- _EXERCISE MATERIAL_
---
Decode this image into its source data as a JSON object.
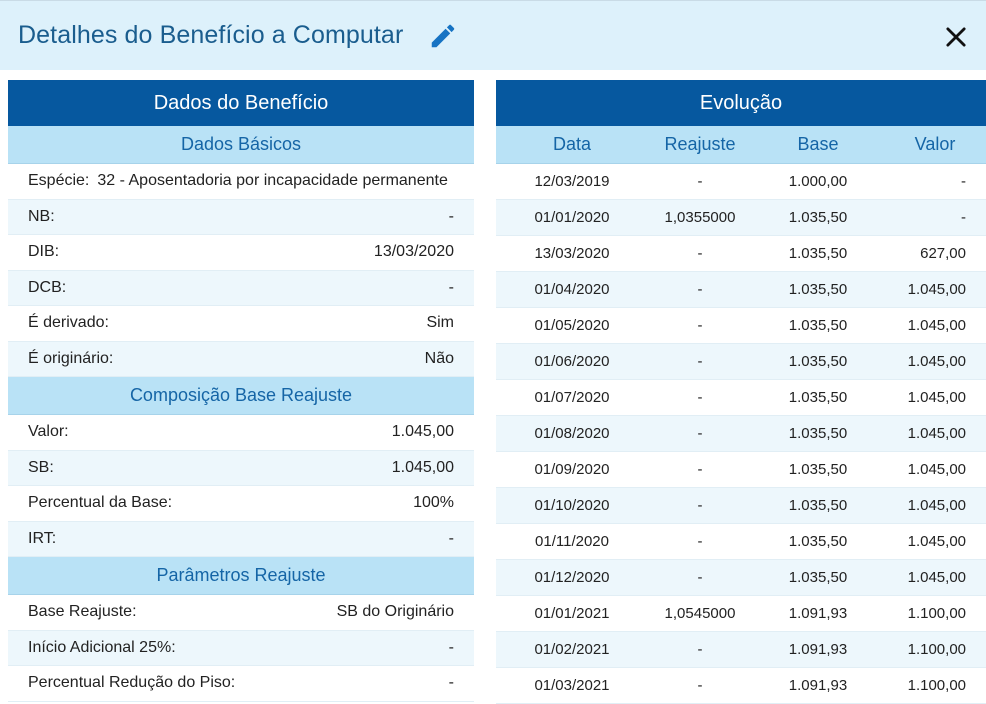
{
  "dialog": {
    "title": "Detalhes do Benefício a Computar",
    "edit_icon": "pencil-icon",
    "close_icon": "close-icon"
  },
  "left": {
    "title": "Dados do Benefício",
    "basic": {
      "title": "Dados Básicos",
      "especie_label": "Espécie:",
      "especie_value": "32 - Aposentadoria por incapacidade permanente",
      "rows": [
        {
          "label": "NB:",
          "value": "-"
        },
        {
          "label": "DIB:",
          "value": "13/03/2020"
        },
        {
          "label": "DCB:",
          "value": "-"
        },
        {
          "label": "É derivado:",
          "value": "Sim"
        },
        {
          "label": "É originário:",
          "value": "Não"
        }
      ]
    },
    "composicao": {
      "title": "Composição Base Reajuste",
      "rows": [
        {
          "label": "Valor:",
          "value": "1.045,00"
        },
        {
          "label": "SB:",
          "value": "1.045,00"
        },
        {
          "label": "Percentual da Base:",
          "value": "100%"
        },
        {
          "label": "IRT:",
          "value": "-"
        }
      ]
    },
    "parametros": {
      "title": "Parâmetros Reajuste",
      "rows": [
        {
          "label": "Base Reajuste:",
          "value": "SB do Originário"
        },
        {
          "label": "Início Adicional 25%:",
          "value": "-"
        },
        {
          "label": "Percentual Redução do Piso:",
          "value": "-"
        }
      ]
    }
  },
  "right": {
    "title": "Evolução",
    "columns": [
      "Data",
      "Reajuste",
      "Base",
      "Valor"
    ],
    "rows": [
      [
        "12/03/2019",
        "-",
        "1.000,00",
        "-"
      ],
      [
        "01/01/2020",
        "1,0355000",
        "1.035,50",
        "-"
      ],
      [
        "13/03/2020",
        "-",
        "1.035,50",
        "627,00"
      ],
      [
        "01/04/2020",
        "-",
        "1.035,50",
        "1.045,00"
      ],
      [
        "01/05/2020",
        "-",
        "1.035,50",
        "1.045,00"
      ],
      [
        "01/06/2020",
        "-",
        "1.035,50",
        "1.045,00"
      ],
      [
        "01/07/2020",
        "-",
        "1.035,50",
        "1.045,00"
      ],
      [
        "01/08/2020",
        "-",
        "1.035,50",
        "1.045,00"
      ],
      [
        "01/09/2020",
        "-",
        "1.035,50",
        "1.045,00"
      ],
      [
        "01/10/2020",
        "-",
        "1.035,50",
        "1.045,00"
      ],
      [
        "01/11/2020",
        "-",
        "1.035,50",
        "1.045,00"
      ],
      [
        "01/12/2020",
        "-",
        "1.035,50",
        "1.045,00"
      ],
      [
        "01/01/2021",
        "1,0545000",
        "1.091,93",
        "1.100,00"
      ],
      [
        "01/02/2021",
        "-",
        "1.091,93",
        "1.100,00"
      ],
      [
        "01/03/2021",
        "-",
        "1.091,93",
        "1.100,00"
      ]
    ]
  }
}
---
- _TASK_
Quote the entries in full. Any image among them is to be omitted from the copy.

- _TASK RESULT_
Decode this image into its source data as a JSON object.
{
  "dialog": {
    "title": "Detalhes do Benefício a Computar",
    "edit_icon": "pencil-icon",
    "close_icon": "close-icon"
  },
  "left": {
    "title": "Dados do Benefício",
    "basic": {
      "title": "Dados Básicos",
      "especie_label": "Espécie:",
      "especie_value": "32 - Aposentadoria por incapacidade permanente",
      "rows": [
        {
          "label": "NB:",
          "value": "-"
        },
        {
          "label": "DIB:",
          "value": "13/03/2020"
        },
        {
          "label": "DCB:",
          "value": "-"
        },
        {
          "label": "É derivado:",
          "value": "Sim"
        },
        {
          "label": "É originário:",
          "value": "Não"
        }
      ]
    },
    "composicao": {
      "title": "Composição Base Reajuste",
      "rows": [
        {
          "label": "Valor:",
          "value": "1.045,00"
        },
        {
          "label": "SB:",
          "value": "1.045,00"
        },
        {
          "label": "Percentual da Base:",
          "value": "100%"
        },
        {
          "label": "IRT:",
          "value": "-"
        }
      ]
    },
    "parametros": {
      "title": "Parâmetros Reajuste",
      "rows": [
        {
          "label": "Base Reajuste:",
          "value": "SB do Originário"
        },
        {
          "label": "Início Adicional 25%:",
          "value": "-"
        },
        {
          "label": "Percentual Redução do Piso:",
          "value": "-"
        }
      ]
    }
  },
  "right": {
    "title": "Evolução",
    "columns": [
      "Data",
      "Reajuste",
      "Base",
      "Valor"
    ],
    "rows": [
      [
        "12/03/2019",
        "-",
        "1.000,00",
        "-"
      ],
      [
        "01/01/2020",
        "1,0355000",
        "1.035,50",
        "-"
      ],
      [
        "13/03/2020",
        "-",
        "1.035,50",
        "627,00"
      ],
      [
        "01/04/2020",
        "-",
        "1.035,50",
        "1.045,00"
      ],
      [
        "01/05/2020",
        "-",
        "1.035,50",
        "1.045,00"
      ],
      [
        "01/06/2020",
        "-",
        "1.035,50",
        "1.045,00"
      ],
      [
        "01/07/2020",
        "-",
        "1.035,50",
        "1.045,00"
      ],
      [
        "01/08/2020",
        "-",
        "1.035,50",
        "1.045,00"
      ],
      [
        "01/09/2020",
        "-",
        "1.035,50",
        "1.045,00"
      ],
      [
        "01/10/2020",
        "-",
        "1.035,50",
        "1.045,00"
      ],
      [
        "01/11/2020",
        "-",
        "1.035,50",
        "1.045,00"
      ],
      [
        "01/12/2020",
        "-",
        "1.035,50",
        "1.045,00"
      ],
      [
        "01/01/2021",
        "1,0545000",
        "1.091,93",
        "1.100,00"
      ],
      [
        "01/02/2021",
        "-",
        "1.091,93",
        "1.100,00"
      ],
      [
        "01/03/2021",
        "-",
        "1.091,93",
        "1.100,00"
      ]
    ]
  }
}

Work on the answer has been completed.